→ Written instruction: Reproduce the listing word for word. Skip any image.

→ Extracted data:
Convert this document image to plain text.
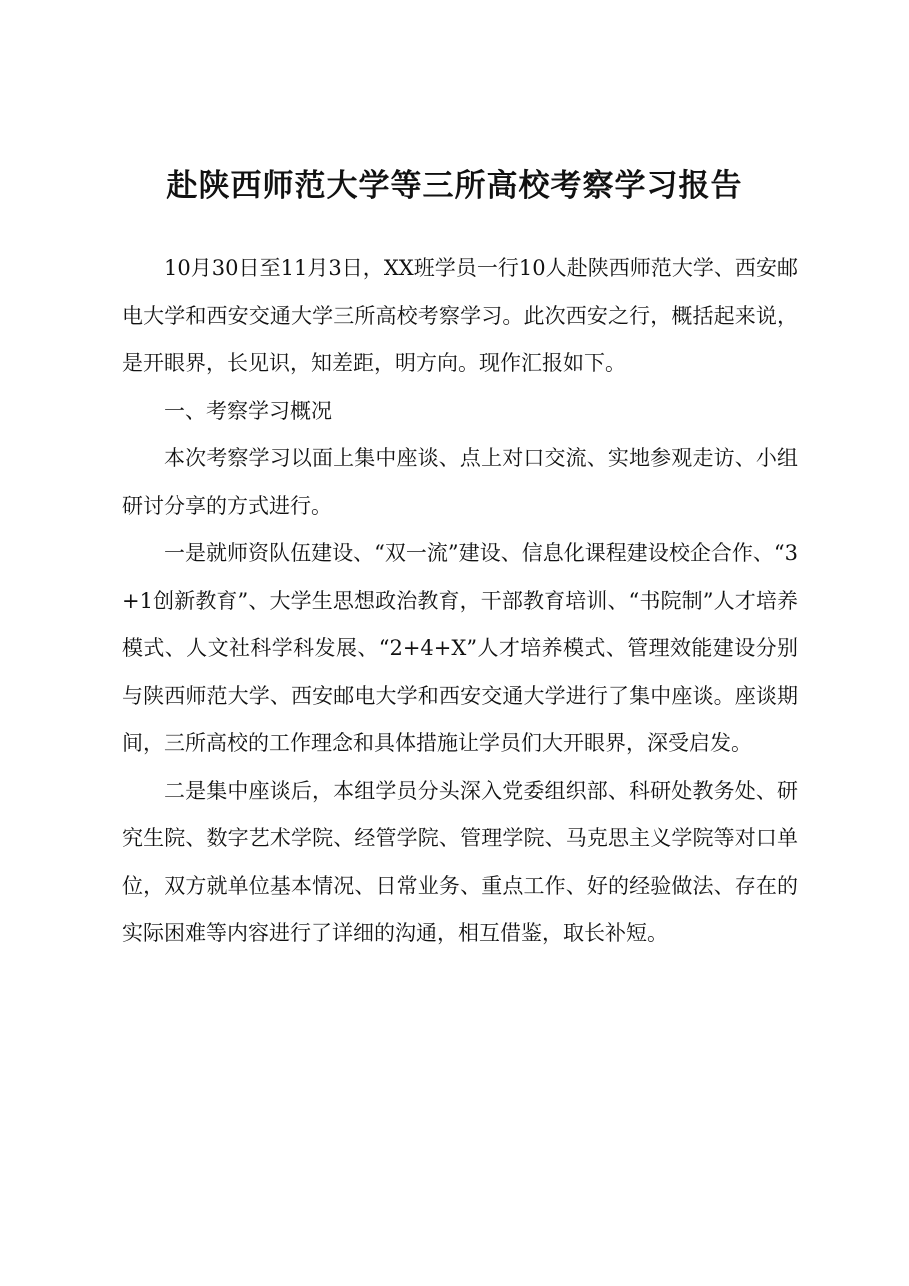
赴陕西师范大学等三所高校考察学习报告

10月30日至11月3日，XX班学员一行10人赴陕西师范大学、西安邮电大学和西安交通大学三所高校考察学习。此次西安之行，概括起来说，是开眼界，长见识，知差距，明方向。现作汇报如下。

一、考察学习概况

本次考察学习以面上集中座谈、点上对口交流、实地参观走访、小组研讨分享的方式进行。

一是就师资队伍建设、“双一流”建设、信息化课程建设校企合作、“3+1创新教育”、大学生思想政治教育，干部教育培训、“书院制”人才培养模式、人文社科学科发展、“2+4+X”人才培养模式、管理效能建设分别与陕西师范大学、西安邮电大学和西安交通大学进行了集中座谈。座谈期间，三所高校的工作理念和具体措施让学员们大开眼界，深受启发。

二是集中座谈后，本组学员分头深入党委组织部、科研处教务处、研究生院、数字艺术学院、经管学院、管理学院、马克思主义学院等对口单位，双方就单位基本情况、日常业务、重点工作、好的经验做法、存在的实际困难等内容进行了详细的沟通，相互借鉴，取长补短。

→ Exercise response:
Convert this document image to plain text.
赴陕西师范大学等三所高校考察学习报告

10月30日至11月3日，XX班学员一行10人赴陕西师范大学、西安邮电大学和西安交通大学三所高校考察学习。此次西安之行，概括起来说，是开眼界，长见识，知差距，明方向。现作汇报如下。

一、考察学习概况

本次考察学习以面上集中座谈、点上对口交流、实地参观走访、小组研讨分享的方式进行。

一是就师资队伍建设、“双一流”建设、信息化课程建设校企合作、“3+1创新教育”、大学生思想政治教育，干部教育培训、“书院制”人才培养模式、人文社科学科发展、“2+4+X”人才培养模式、管理效能建设分别与陕西师范大学、西安邮电大学和西安交通大学进行了集中座谈。座谈期间，三所高校的工作理念和具体措施让学员们大开眼界，深受启发。

二是集中座谈后，本组学员分头深入党委组织部、科研处教务处、研究生院、数字艺术学院、经管学院、管理学院、马克思主义学院等对口单位，双方就单位基本情况、日常业务、重点工作、好的经验做法、存在的实际困难等内容进行了详细的沟通，相互借鉴，取长补短。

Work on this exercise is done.